#### EXERCISE BRIEF:
Please rewrite the lines of the material below, changing "Circle shape" to "Round shape" everywhere and keeping everything else the same. Leave the pictures out of your answer.

#### Collected data entries:
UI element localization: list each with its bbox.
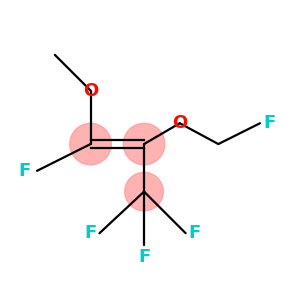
- Text: F: F: [138, 248, 150, 266]
- Circle shape: [70, 123, 111, 165]
- Text: F: F: [19, 162, 31, 180]
- Text: F: F: [84, 224, 97, 242]
- Circle shape: [125, 172, 164, 211]
- Text: O: O: [172, 114, 187, 132]
- Circle shape: [123, 123, 165, 165]
- Text: O: O: [83, 82, 98, 100]
- Text: F: F: [263, 114, 275, 132]
- Text: F: F: [189, 224, 201, 242]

#### WRITTEN RESPONSE:
UI element localization: list each with its bbox.
- Text: F: F: [138, 248, 150, 266]
- Round shape: [70, 123, 111, 165]
- Text: F: F: [19, 162, 31, 180]
- Text: F: F: [84, 224, 97, 242]
- Round shape: [125, 172, 164, 211]
- Text: O: O: [172, 114, 187, 132]
- Round shape: [123, 123, 165, 165]
- Text: O: O: [83, 82, 98, 100]
- Text: F: F: [263, 114, 275, 132]
- Text: F: F: [189, 224, 201, 242]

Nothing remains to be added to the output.